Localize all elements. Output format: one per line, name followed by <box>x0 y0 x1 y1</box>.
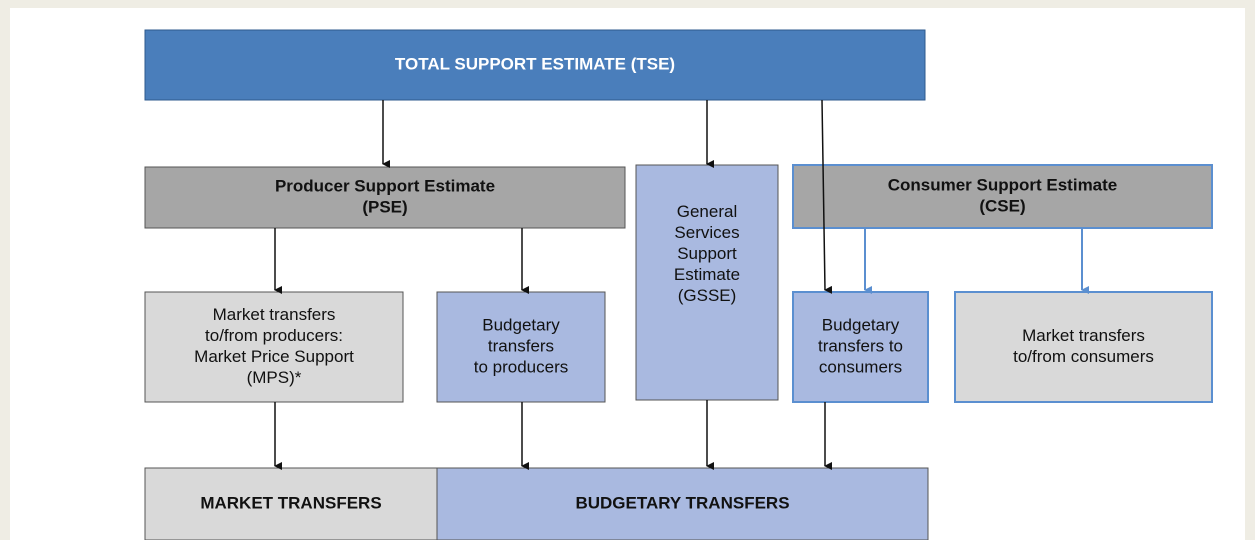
arrows <box>274 99 833 470</box>
box <box>792 164 1213 229</box>
box-label: to/from consumers <box>1013 347 1154 366</box>
box-label: (GSSE) <box>678 286 737 305</box>
box <box>436 467 929 540</box>
arrow <box>821 99 833 294</box>
box-label: consumers <box>819 357 902 376</box>
box-label: to/from producers: <box>205 326 343 345</box>
box-label: (PSE) <box>362 197 407 216</box>
box <box>436 291 606 403</box>
box <box>792 291 929 403</box>
box-label: General <box>677 202 737 221</box>
box-label: BUDGETARY TRANSFERS <box>575 493 789 512</box>
box-label: Producer Support Estimate <box>275 176 495 195</box>
box-label: (MPS)* <box>247 368 302 387</box>
box-label: Budgetary <box>822 315 900 334</box>
box-label: TOTAL SUPPORT ESTIMATE (TSE) <box>395 54 675 73</box>
box <box>144 291 404 403</box>
box-label: (CSE) <box>979 196 1025 215</box>
box-label: transfers <box>488 336 554 355</box>
arrows-blue <box>864 228 1089 294</box>
box-label: Support <box>677 244 737 263</box>
box-label: to producers <box>474 357 569 376</box>
box <box>144 29 926 101</box>
box-label: transfers to <box>818 336 903 355</box>
box <box>954 291 1213 403</box>
box-label: Market transfers <box>213 305 336 324</box>
box-label: Budgetary <box>482 315 560 334</box>
box-label: Market transfers <box>1022 326 1145 345</box>
box <box>144 467 438 540</box>
box <box>635 164 779 401</box>
box-label: Estimate <box>674 265 740 284</box>
box-label: MARKET TRANSFERS <box>200 493 381 512</box>
box-label: Consumer Support Estimate <box>888 175 1118 194</box>
box-label: Services <box>674 223 739 242</box>
box-label: Market Price Support <box>194 347 354 366</box>
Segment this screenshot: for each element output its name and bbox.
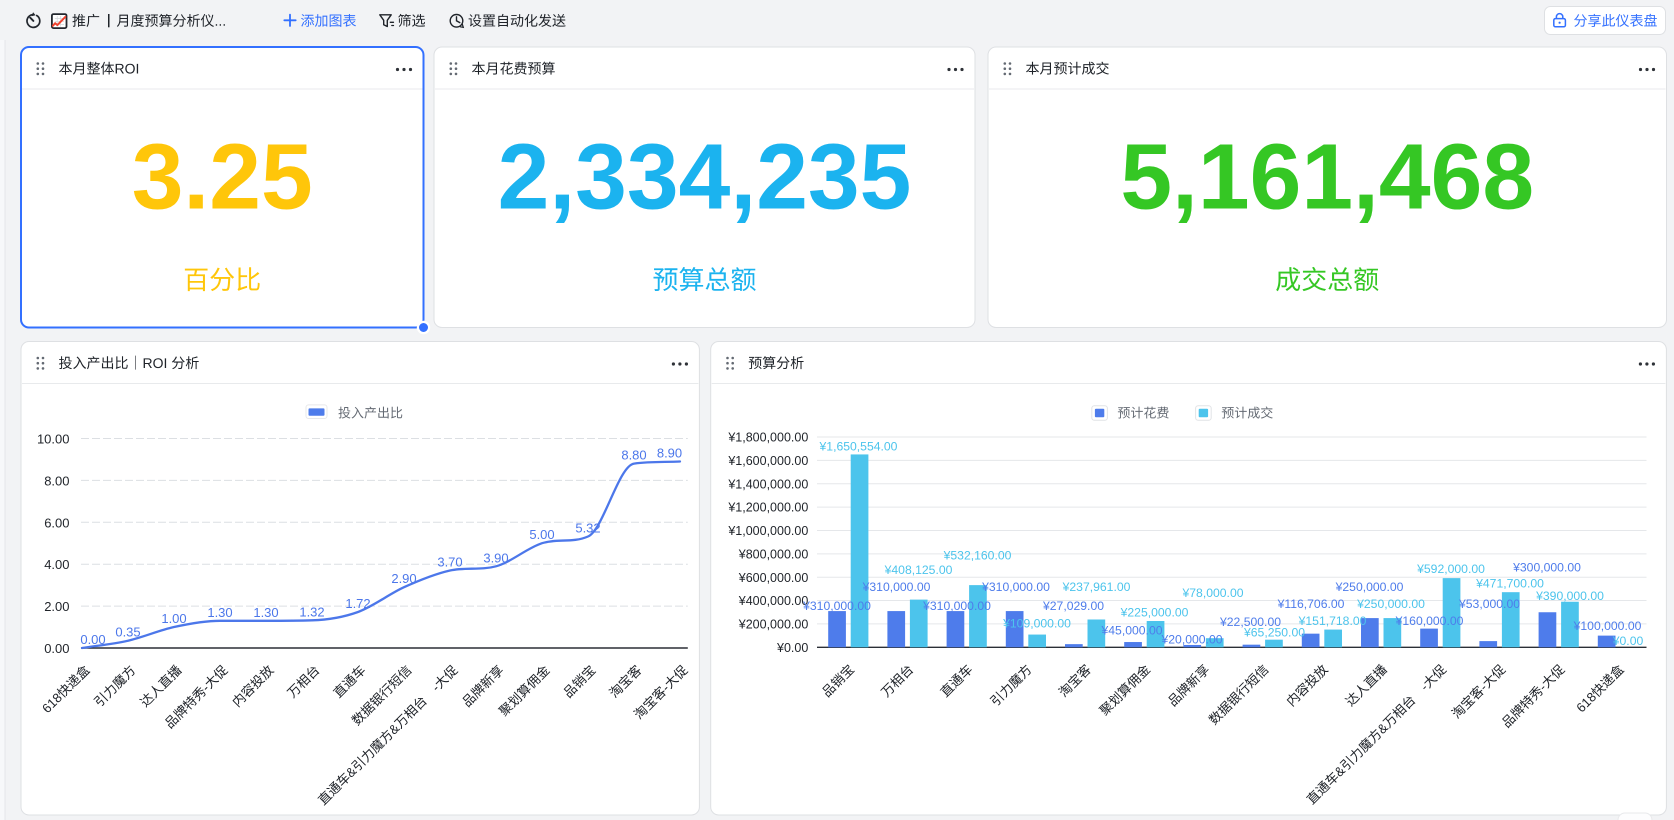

Objective ▸ Starting with the line containing "arrows <box>274 99 833 470</box>" and going through the line containing "box-label: to/from producers: <box>205", swap "consumers" for "households" and write those lines out again with nothing else changed.

Finished exercise ▸
arrows <box>274 99 833 470</box>
box <box>792 164 1213 229</box>
box-label: to/from households <box>1013 347 1154 366</box>
box-label: (GSSE) <box>678 286 737 305</box>
box <box>436 467 929 540</box>
arrow <box>821 99 833 294</box>
box-label: households <box>819 357 902 376</box>
box-label: to/from producers: <box>205 326 343 345</box>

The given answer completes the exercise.